**Problem requirements**
Write out the material again word for word, dropping any images it holds.

**Input material**
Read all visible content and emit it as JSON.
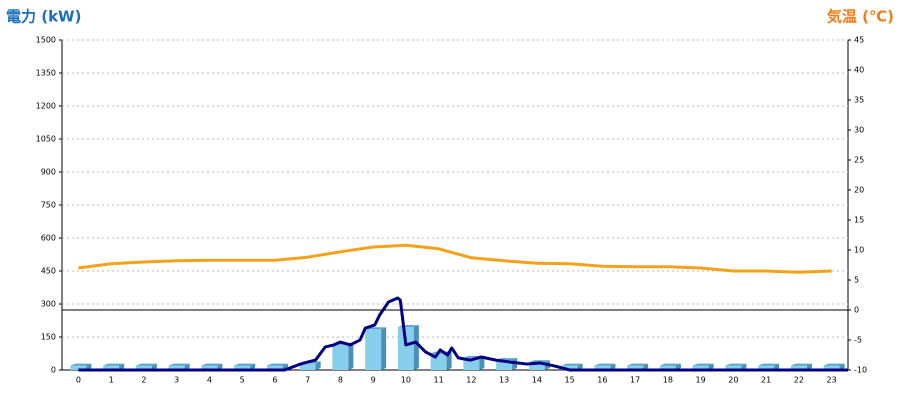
{
  "chart_data": {
    "type": "bar",
    "y_label": "電力 (kW)",
    "y2_label": "気温 (℃)",
    "categories": [
      "0",
      "1",
      "2",
      "3",
      "4",
      "5",
      "6",
      "7",
      "8",
      "9",
      "10",
      "11",
      "12",
      "13",
      "14",
      "15",
      "16",
      "17",
      "18",
      "19",
      "20",
      "21",
      "22",
      "23"
    ],
    "ylim": [
      0,
      1500
    ],
    "yticks": [
      0,
      150,
      300,
      450,
      600,
      750,
      900,
      1050,
      1200,
      1350,
      1500
    ],
    "y2lim": [
      -10,
      45
    ],
    "y2ticks": [
      -10,
      -5,
      0,
      5,
      10,
      15,
      20,
      25,
      30,
      35,
      40,
      45
    ],
    "grid": true,
    "series": [
      {
        "kind": "bar",
        "color": "#87ceeb",
        "values": [
          20,
          20,
          20,
          20,
          20,
          20,
          20,
          30,
          115,
          185,
          195,
          75,
          55,
          45,
          35,
          20,
          20,
          20,
          20,
          20,
          20,
          20,
          20,
          20
        ]
      },
      {
        "kind": "line",
        "color": "#000080",
        "x": [
          0,
          6,
          6.3,
          6.78,
          7,
          7.24,
          7.54,
          7.8,
          8,
          8.3,
          8.6,
          8.76,
          9.05,
          9.2,
          9.47,
          9.75,
          9.83,
          10,
          10.3,
          10.6,
          10.9,
          11.05,
          11.27,
          11.4,
          11.6,
          11.97,
          12.3,
          12.75,
          13.2,
          13.7,
          14.1,
          14.55,
          15,
          23.5
        ],
        "values": [
          0,
          0,
          0,
          27,
          36,
          45,
          105,
          114,
          127,
          114,
          136,
          190,
          205,
          250,
          309,
          327,
          318,
          114,
          127,
          82,
          59,
          91,
          68,
          100,
          55,
          45,
          59,
          45,
          36,
          27,
          32,
          18,
          0,
          0
        ]
      },
      {
        "kind": "line",
        "axis": "y2",
        "color": "#f5a21b",
        "values": [
          7.0,
          7.7,
          8.0,
          8.2,
          8.3,
          8.3,
          8.3,
          8.8,
          9.7,
          10.5,
          10.8,
          10.2,
          8.7,
          8.2,
          7.8,
          7.7,
          7.3,
          7.2,
          7.2,
          7.0,
          6.5,
          6.5,
          6.3,
          6.5
        ]
      }
    ]
  }
}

**Solution to the exercise**
Read all visible content and emit it as JSON.
{
  "chart_data": {
    "type": "bar",
    "y_label": "電力 (kW)",
    "y2_label": "気温 (℃)",
    "categories": [
      "0",
      "1",
      "2",
      "3",
      "4",
      "5",
      "6",
      "7",
      "8",
      "9",
      "10",
      "11",
      "12",
      "13",
      "14",
      "15",
      "16",
      "17",
      "18",
      "19",
      "20",
      "21",
      "22",
      "23"
    ],
    "ylim": [
      0,
      1500
    ],
    "yticks": [
      0,
      150,
      300,
      450,
      600,
      750,
      900,
      1050,
      1200,
      1350,
      1500
    ],
    "y2lim": [
      -10,
      45
    ],
    "y2ticks": [
      -10,
      -5,
      0,
      5,
      10,
      15,
      20,
      25,
      30,
      35,
      40,
      45
    ],
    "grid": true,
    "series": [
      {
        "kind": "bar",
        "color": "#87ceeb",
        "values": [
          20,
          20,
          20,
          20,
          20,
          20,
          20,
          30,
          115,
          185,
          195,
          75,
          55,
          45,
          35,
          20,
          20,
          20,
          20,
          20,
          20,
          20,
          20,
          20
        ]
      },
      {
        "kind": "line",
        "color": "#000080",
        "x": [
          0,
          6,
          6.3,
          6.78,
          7,
          7.24,
          7.54,
          7.8,
          8,
          8.3,
          8.6,
          8.76,
          9.05,
          9.2,
          9.47,
          9.75,
          9.83,
          10,
          10.3,
          10.6,
          10.9,
          11.05,
          11.27,
          11.4,
          11.6,
          11.97,
          12.3,
          12.75,
          13.2,
          13.7,
          14.1,
          14.55,
          15,
          23.5
        ],
        "values": [
          0,
          0,
          0,
          27,
          36,
          45,
          105,
          114,
          127,
          114,
          136,
          190,
          205,
          250,
          309,
          327,
          318,
          114,
          127,
          82,
          59,
          91,
          68,
          100,
          55,
          45,
          59,
          45,
          36,
          27,
          32,
          18,
          0,
          0
        ]
      },
      {
        "kind": "line",
        "axis": "y2",
        "color": "#f5a21b",
        "values": [
          7.0,
          7.7,
          8.0,
          8.2,
          8.3,
          8.3,
          8.3,
          8.8,
          9.7,
          10.5,
          10.8,
          10.2,
          8.7,
          8.2,
          7.8,
          7.7,
          7.3,
          7.2,
          7.2,
          7.0,
          6.5,
          6.5,
          6.3,
          6.5
        ]
      }
    ]
  }
}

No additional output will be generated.